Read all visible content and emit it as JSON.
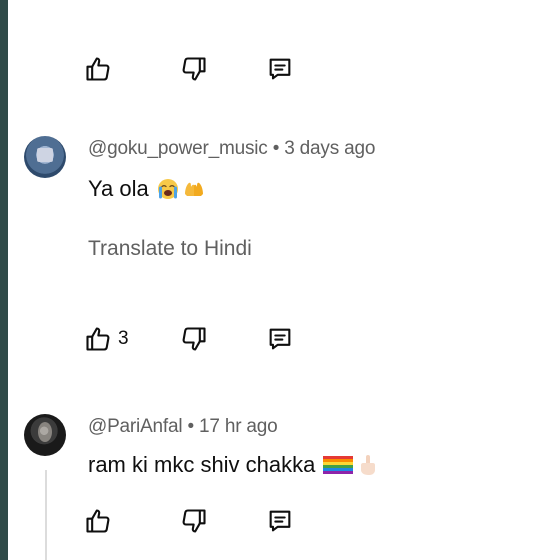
{
  "top_actions": {
    "like_count": ""
  },
  "comments": [
    {
      "author": "@goku_power_music",
      "separator": "•",
      "time": "3 days ago",
      "text": "Ya ola",
      "emojis": [
        "loudly-crying-face",
        "raised-hands"
      ],
      "translate_label": "Translate to Hindi",
      "like_count": "3"
    },
    {
      "author": "@PariAnfal",
      "separator": "•",
      "time": "17 hr ago",
      "text": "ram ki mkc shiv chakka",
      "emojis": [
        "rainbow-flag",
        "middle-finger"
      ],
      "like_count": ""
    }
  ],
  "icons": {
    "like": "thumbs-up-icon",
    "dislike": "thumbs-down-icon",
    "reply": "reply-comment-icon"
  },
  "colors": {
    "meta_text": "#606060",
    "body_text": "#0f0f0f",
    "edge": "#2f4a48"
  }
}
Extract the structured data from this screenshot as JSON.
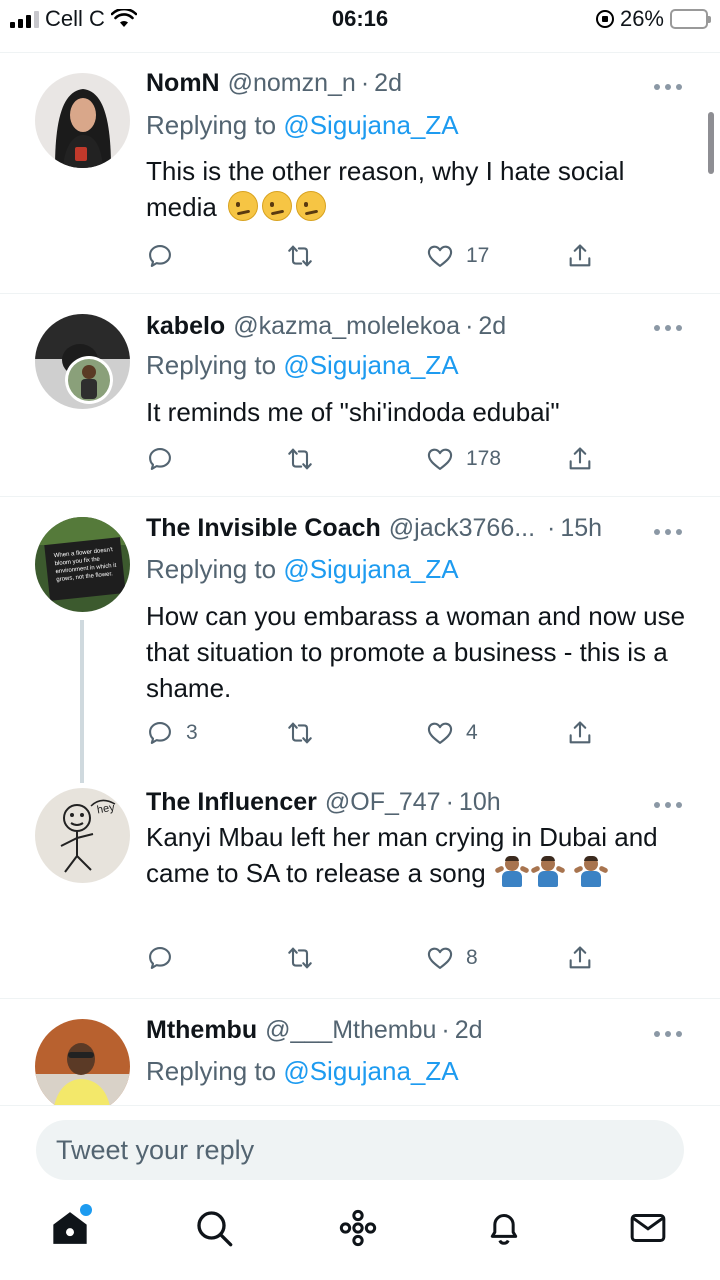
{
  "status_bar": {
    "carrier": "Cell C",
    "time": "06:16",
    "battery": "26%",
    "battery_level": 0.26
  },
  "tweets": [
    {
      "name": "NomN",
      "handle": "@nomzn_n",
      "time": "2d",
      "replying_prefix": "Replying to",
      "replying_to": "@Sigujana_ZA",
      "text": "This is the other reason, why I hate social media",
      "emoji": [
        "woozy-face",
        "woozy-face",
        "woozy-face"
      ],
      "replies": "",
      "retweets": "",
      "likes": "17"
    },
    {
      "name": "kabelo",
      "handle": "@kazma_molelekoa",
      "time": "2d",
      "replying_prefix": "Replying to",
      "replying_to": "@Sigujana_ZA",
      "text": "It reminds me of \"shi'indoda edubai\"",
      "replies": "",
      "retweets": "",
      "likes": "178"
    },
    {
      "name": "The Invisible Coach",
      "handle": "@jack3766...",
      "time": "15h",
      "replying_prefix": "Replying to",
      "replying_to": "@Sigujana_ZA",
      "text": "How can you embarass a woman and now use that situation to promote a business - this is a shame.",
      "avatar_text": "When a flower doesn't bloom you fix the environment in which it grows, not the flower.",
      "replies": "3",
      "retweets": "",
      "likes": "4"
    },
    {
      "name": "The Influencer",
      "handle": "@OF_747",
      "time": "10h",
      "text": "Kanyi Mbau left her man crying in Dubai and came to SA to release a song",
      "emoji": [
        "person-shrugging",
        "person-shrugging",
        "person-shrugging"
      ],
      "avatar_text": "hey",
      "replies": "",
      "retweets": "",
      "likes": "8"
    },
    {
      "name": "Mthembu",
      "handle": "@___Mthembu",
      "time": "2d",
      "replying_prefix": "Replying to",
      "replying_to": "@Sigujana_ZA"
    }
  ],
  "composer": {
    "placeholder": "Tweet your reply"
  },
  "tab_bar": {
    "items": [
      "home-icon",
      "search-icon",
      "spaces-icon",
      "notifications-icon",
      "messages-icon"
    ]
  },
  "colors": {
    "accent": "#1d9bf0",
    "text": "#0f1419",
    "secondary": "#536471",
    "divider": "#eff3f4"
  }
}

====================

Will you set down the records word for word while leaving out every picture?

Read all visible content and emit it as JSON.
{
  "top_actions": {
    "like_count": ""
  },
  "comments": [
    {
      "author": "@goku_power_music",
      "separator": "•",
      "time": "3 days ago",
      "text": "Ya ola",
      "emojis": [
        "loudly-crying-face",
        "raised-hands"
      ],
      "translate_label": "Translate to Hindi",
      "like_count": "3"
    },
    {
      "author": "@PariAnfal",
      "separator": "•",
      "time": "17 hr ago",
      "text": "ram ki mkc shiv chakka",
      "emojis": [
        "rainbow-flag",
        "middle-finger"
      ],
      "like_count": ""
    }
  ],
  "icons": {
    "like": "thumbs-up-icon",
    "dislike": "thumbs-down-icon",
    "reply": "reply-comment-icon"
  },
  "colors": {
    "meta_text": "#606060",
    "body_text": "#0f0f0f",
    "edge": "#2f4a48"
  }
}
Extract the structured data from this screenshot as JSON.
{
  "status_bar": {
    "carrier": "Cell C",
    "time": "06:16",
    "battery": "26%",
    "battery_level": 0.26
  },
  "tweets": [
    {
      "name": "NomN",
      "handle": "@nomzn_n",
      "time": "2d",
      "replying_prefix": "Replying to",
      "replying_to": "@Sigujana_ZA",
      "text": "This is the other reason, why I hate social media",
      "emoji": [
        "woozy-face",
        "woozy-face",
        "woozy-face"
      ],
      "replies": "",
      "retweets": "",
      "likes": "17"
    },
    {
      "name": "kabelo",
      "handle": "@kazma_molelekoa",
      "time": "2d",
      "replying_prefix": "Replying to",
      "replying_to": "@Sigujana_ZA",
      "text": "It reminds me of \"shi'indoda edubai\"",
      "replies": "",
      "retweets": "",
      "likes": "178"
    },
    {
      "name": "The Invisible Coach",
      "handle": "@jack3766...",
      "time": "15h",
      "replying_prefix": "Replying to",
      "replying_to": "@Sigujana_ZA",
      "text": "How can you embarass a woman and now use that situation to promote a business - this is a shame.",
      "avatar_text": "When a flower doesn't bloom you fix the environment in which it grows, not the flower.",
      "replies": "3",
      "retweets": "",
      "likes": "4"
    },
    {
      "name": "The Influencer",
      "handle": "@OF_747",
      "time": "10h",
      "text": "Kanyi Mbau left her man crying in Dubai and came to SA to release a song",
      "emoji": [
        "person-shrugging",
        "person-shrugging",
        "person-shrugging"
      ],
      "avatar_text": "hey",
      "replies": "",
      "retweets": "",
      "likes": "8"
    },
    {
      "name": "Mthembu",
      "handle": "@___Mthembu",
      "time": "2d",
      "replying_prefix": "Replying to",
      "replying_to": "@Sigujana_ZA"
    }
  ],
  "composer": {
    "placeholder": "Tweet your reply"
  },
  "tab_bar": {
    "items": [
      "home-icon",
      "search-icon",
      "spaces-icon",
      "notifications-icon",
      "messages-icon"
    ]
  },
  "colors": {
    "accent": "#1d9bf0",
    "text": "#0f1419",
    "secondary": "#536471",
    "divider": "#eff3f4"
  }
}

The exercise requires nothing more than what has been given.